_TASK OBJECTIVE:_ Reproduce all entries precisely as they are written.

_EXTRACTED DATA:_
■ ■ ■ ■ ■
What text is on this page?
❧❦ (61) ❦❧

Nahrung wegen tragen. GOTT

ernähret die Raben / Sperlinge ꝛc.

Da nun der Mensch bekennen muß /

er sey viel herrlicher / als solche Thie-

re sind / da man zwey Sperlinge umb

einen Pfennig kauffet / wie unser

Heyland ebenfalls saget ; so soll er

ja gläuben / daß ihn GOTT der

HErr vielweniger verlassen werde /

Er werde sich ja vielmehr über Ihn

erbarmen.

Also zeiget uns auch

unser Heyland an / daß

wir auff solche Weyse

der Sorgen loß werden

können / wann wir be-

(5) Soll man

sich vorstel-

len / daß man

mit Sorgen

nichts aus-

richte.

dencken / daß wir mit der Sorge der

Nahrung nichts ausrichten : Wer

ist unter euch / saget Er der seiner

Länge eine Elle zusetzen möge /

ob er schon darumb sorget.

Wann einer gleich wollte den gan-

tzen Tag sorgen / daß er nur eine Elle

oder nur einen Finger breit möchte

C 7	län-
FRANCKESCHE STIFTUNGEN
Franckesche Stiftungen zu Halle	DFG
■ ■ ■ ■ ■
_COMPLETED EXERCISE:_
What text is on this page?
❧❦ (61) ❦❧

Nahrung wegen tragen. GOTT

ernähret die Raben / Sperlinge ꝛc.

Da nun der Mensch bekennen muß /

er sey viel herrlicher / als solche Thie-

re sind / da man zwey Sperlinge umb

einen Pfennig kauffet / wie unser

Heyland ebenfalls saget ; so soll er

ja gläuben / daß ihn GOTT der

HErr vielweniger verlassen werde /

Er werde sich ja vielmehr über Ihn

erbarmen.

Also zeiget uns auch

unser Heyland an / daß

wir auff solche Weyse

der Sorgen loß werden

können / wann wir be-

(5) Soll man

sich vorstel-

len / daß man

mit Sorgen

nichts aus-

richte.

dencken / daß wir mit der Sorge der

Nahrung nichts ausrichten : Wer

ist unter euch / saget Er der seiner

Länge eine Elle zusetzen möge /

ob er schon darumb sorget.

Wann einer gleich wollte den gan-

tzen Tag sorgen / daß er nur eine Elle

oder nur einen Finger breit möchte

C 7	län-
FRANCKESCHE STIFTUNGEN
Franckesche Stiftungen zu Halle	DFG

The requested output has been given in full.